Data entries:

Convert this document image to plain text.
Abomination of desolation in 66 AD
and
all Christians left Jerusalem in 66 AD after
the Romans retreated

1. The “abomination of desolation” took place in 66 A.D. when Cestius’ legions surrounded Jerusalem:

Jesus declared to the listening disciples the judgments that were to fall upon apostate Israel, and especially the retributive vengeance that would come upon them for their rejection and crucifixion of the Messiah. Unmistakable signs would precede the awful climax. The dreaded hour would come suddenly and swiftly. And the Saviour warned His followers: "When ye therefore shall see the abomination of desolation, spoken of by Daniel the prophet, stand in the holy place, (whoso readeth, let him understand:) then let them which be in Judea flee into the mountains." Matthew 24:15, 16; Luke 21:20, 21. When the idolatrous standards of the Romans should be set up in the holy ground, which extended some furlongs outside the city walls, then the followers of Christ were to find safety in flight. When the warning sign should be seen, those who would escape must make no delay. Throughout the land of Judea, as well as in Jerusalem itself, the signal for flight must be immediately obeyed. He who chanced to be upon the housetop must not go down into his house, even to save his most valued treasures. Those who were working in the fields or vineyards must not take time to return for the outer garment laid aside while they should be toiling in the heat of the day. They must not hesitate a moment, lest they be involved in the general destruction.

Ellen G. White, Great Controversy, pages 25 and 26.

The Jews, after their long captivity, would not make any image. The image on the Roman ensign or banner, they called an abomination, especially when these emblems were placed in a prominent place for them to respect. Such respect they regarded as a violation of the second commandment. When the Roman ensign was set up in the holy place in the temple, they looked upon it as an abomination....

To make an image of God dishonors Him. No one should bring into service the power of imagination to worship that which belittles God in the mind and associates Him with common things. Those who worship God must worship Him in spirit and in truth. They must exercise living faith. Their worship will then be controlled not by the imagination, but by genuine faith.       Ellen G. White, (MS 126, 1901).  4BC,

| WHAT THIS TASK INVOLVES |
In the entries above, find each line with the word "Ellen" and copy it.

| REPLY |
Ellen G. White, Great Controversy, pages 25 and 26.
To make an image of God dishonors Him. No one should bring into service the power of imagination to worship that which belittles God in the mind and associates Him with common things. Those who worship God must worship Him in spirit and in truth. They must exercise living faith. Their worship will then be controlled not by the imagination, but by genuine faith.       Ellen G. White, (MS 126, 1901).  4BC,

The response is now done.